What is required.
Please return the full listing below without altering anything.

======== Supplied information

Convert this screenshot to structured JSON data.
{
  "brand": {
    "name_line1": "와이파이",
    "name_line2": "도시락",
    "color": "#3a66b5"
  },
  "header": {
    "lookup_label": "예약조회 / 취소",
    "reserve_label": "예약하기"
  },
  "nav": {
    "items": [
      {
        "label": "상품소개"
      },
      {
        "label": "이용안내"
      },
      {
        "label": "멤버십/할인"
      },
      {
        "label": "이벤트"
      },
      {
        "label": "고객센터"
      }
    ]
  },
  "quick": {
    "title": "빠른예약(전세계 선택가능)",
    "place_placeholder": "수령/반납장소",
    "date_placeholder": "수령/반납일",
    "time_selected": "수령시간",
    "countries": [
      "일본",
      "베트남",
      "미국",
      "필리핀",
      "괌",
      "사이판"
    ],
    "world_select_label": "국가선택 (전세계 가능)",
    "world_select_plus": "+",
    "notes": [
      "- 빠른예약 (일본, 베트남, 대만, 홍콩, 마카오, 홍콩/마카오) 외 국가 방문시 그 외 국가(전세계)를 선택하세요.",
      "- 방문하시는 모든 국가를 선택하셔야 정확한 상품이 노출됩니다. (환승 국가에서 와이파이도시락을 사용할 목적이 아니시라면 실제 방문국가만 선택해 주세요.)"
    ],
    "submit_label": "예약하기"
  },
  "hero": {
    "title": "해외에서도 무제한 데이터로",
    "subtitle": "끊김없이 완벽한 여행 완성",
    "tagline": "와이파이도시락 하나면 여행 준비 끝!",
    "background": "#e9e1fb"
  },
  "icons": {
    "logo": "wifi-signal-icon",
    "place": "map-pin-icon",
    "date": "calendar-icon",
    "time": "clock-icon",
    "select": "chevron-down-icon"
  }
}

================

The output.
Convert this screenshot to structured JSON data.
{
  "brand": {
    "name_line1": "와이파이",
    "name_line2": "도시락",
    "color": "#3a66b5"
  },
  "header": {
    "lookup_label": "예약조회 / 취소",
    "reserve_label": "예약하기"
  },
  "nav": {
    "items": [
      {
        "label": "상품소개"
      },
      {
        "label": "이용안내"
      },
      {
        "label": "멤버십/할인"
      },
      {
        "label": "이벤트"
      },
      {
        "label": "고객센터"
      }
    ]
  },
  "quick": {
    "title": "빠른예약(전세계 선택가능)",
    "place_placeholder": "수령/반납장소",
    "date_placeholder": "수령/반납일",
    "time_selected": "수령시간",
    "countries": [
      "일본",
      "베트남",
      "미국",
      "필리핀",
      "괌",
      "사이판"
    ],
    "world_select_label": "국가선택 (전세계 가능)",
    "world_select_plus": "+",
    "notes": [
      "- 빠른예약 (일본, 베트남, 대만, 홍콩, 마카오, 홍콩/마카오) 외 국가 방문시 그 외 국가(전세계)를 선택하세요.",
      "- 방문하시는 모든 국가를 선택하셔야 정확한 상품이 노출됩니다. (환승 국가에서 와이파이도시락을 사용할 목적이 아니시라면 실제 방문국가만 선택해 주세요.)"
    ],
    "submit_label": "예약하기"
  },
  "hero": {
    "title": "해외에서도 무제한 데이터로",
    "subtitle": "끊김없이 완벽한 여행 완성",
    "tagline": "와이파이도시락 하나면 여행 준비 끝!",
    "background": "#e9e1fb"
  },
  "icons": {
    "logo": "wifi-signal-icon",
    "place": "map-pin-icon",
    "date": "calendar-icon",
    "time": "clock-icon",
    "select": "chevron-down-icon"
  }
}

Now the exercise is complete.